** start RECORD EXTRACTS **

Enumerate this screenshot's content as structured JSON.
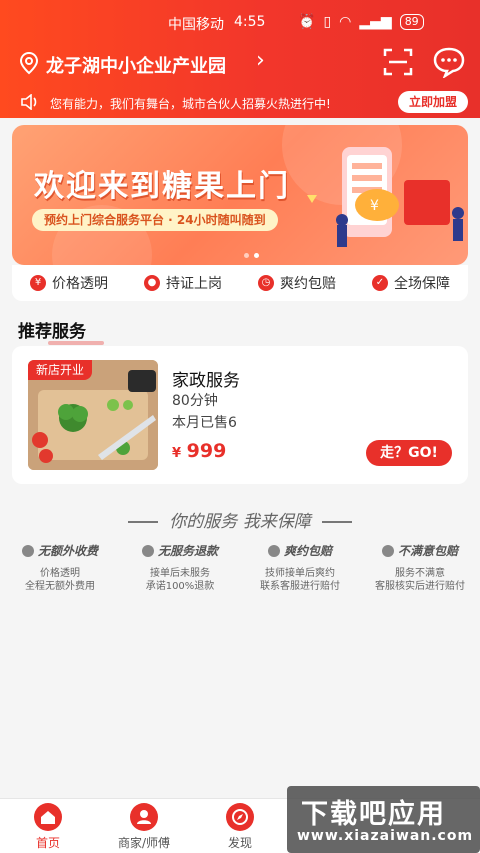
{
  "status_bar": {
    "carrier": "中国移动",
    "time": "4:55",
    "battery": "89"
  },
  "header": {
    "location": "龙子湖中小企业产业园"
  },
  "notice": {
    "text": "您有能力，我们有舞台，城市合伙人招募火热进行中!",
    "join_label": "立即加盟"
  },
  "banner": {
    "title": "欢迎来到糖果上门",
    "subtitle": "预约上门综合服务平台 · 24小时随叫随到"
  },
  "features": [
    {
      "label": "价格透明"
    },
    {
      "label": "持证上岗"
    },
    {
      "label": "爽约包赔"
    },
    {
      "label": "全场保障"
    }
  ],
  "section": {
    "title": "推荐服务"
  },
  "service": {
    "tag": "新店开业",
    "name": "家政服务",
    "duration": "80分钟",
    "sold": "本月已售6",
    "currency": "¥",
    "price": "999",
    "go_label": "走？GO!"
  },
  "guarantee": {
    "title": "你的服务 我来保障",
    "items": [
      {
        "title": "无额外收费",
        "line1": "价格透明",
        "line2": "全程无额外费用"
      },
      {
        "title": "无服务退款",
        "line1": "接单后未服务",
        "line2": "承诺100%退款"
      },
      {
        "title": "爽约包赔",
        "line1": "技师接单后爽约",
        "line2": "联系客服进行赔付"
      },
      {
        "title": "不满意包赔",
        "line1": "服务不满意",
        "line2": "客服核实后进行赔付"
      }
    ]
  },
  "bottom_nav": [
    {
      "label": "首页",
      "active": true
    },
    {
      "label": "商家/师傅"
    },
    {
      "label": "发现"
    }
  ],
  "watermark": {
    "line1": "下载吧应用",
    "line2": "www.xiazaiwan.com"
  },
  "colors": {
    "primary": "#e8302a",
    "header_start": "#ff4a1f"
  }
}
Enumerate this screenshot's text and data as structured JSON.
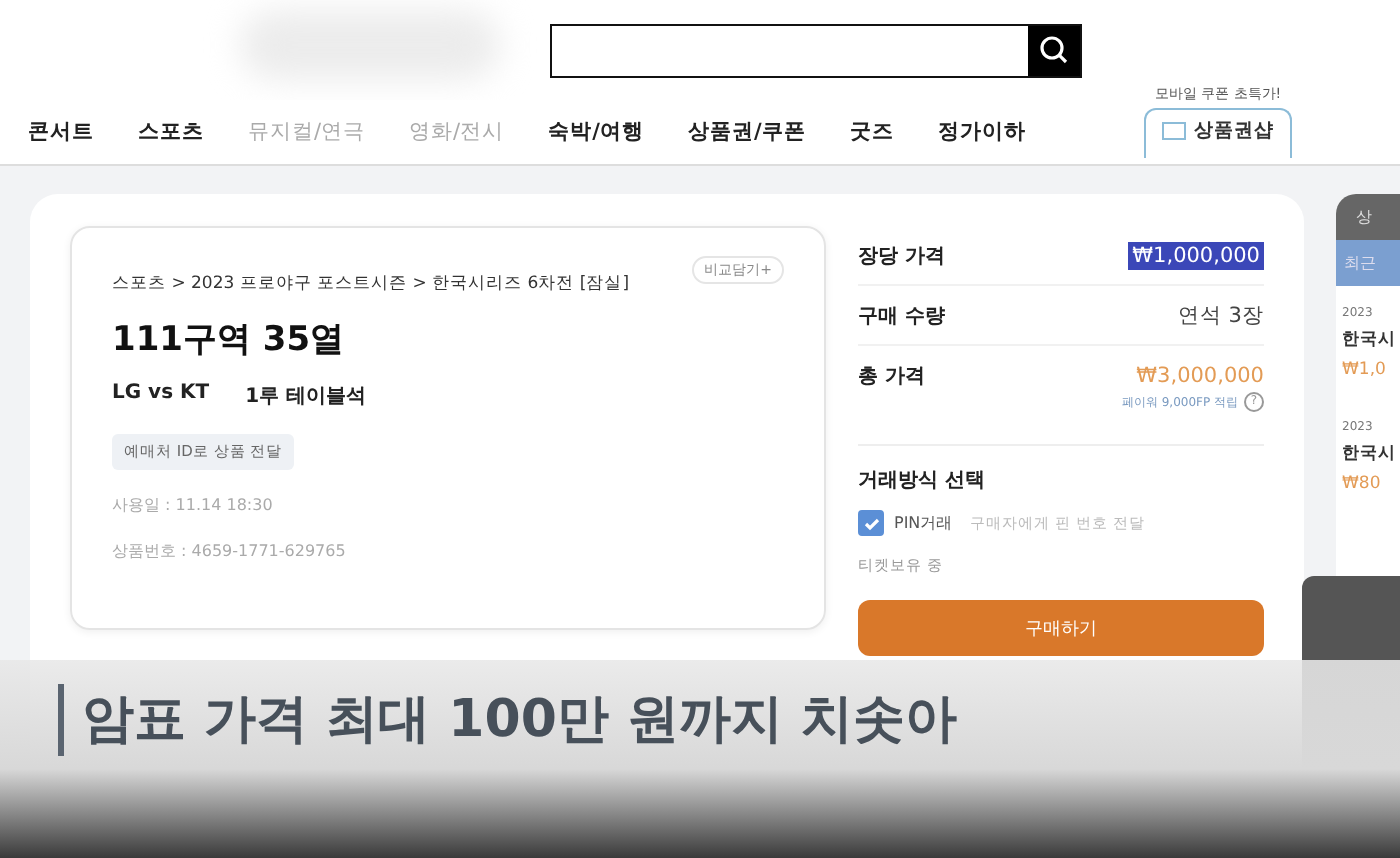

** end RECORD EXTRACTS **

Above are the records. Copy every line in them holding "JSON".

Enumerate this screenshot's content as structured JSON.
Enumerate this screenshot's text and data as structured JSON.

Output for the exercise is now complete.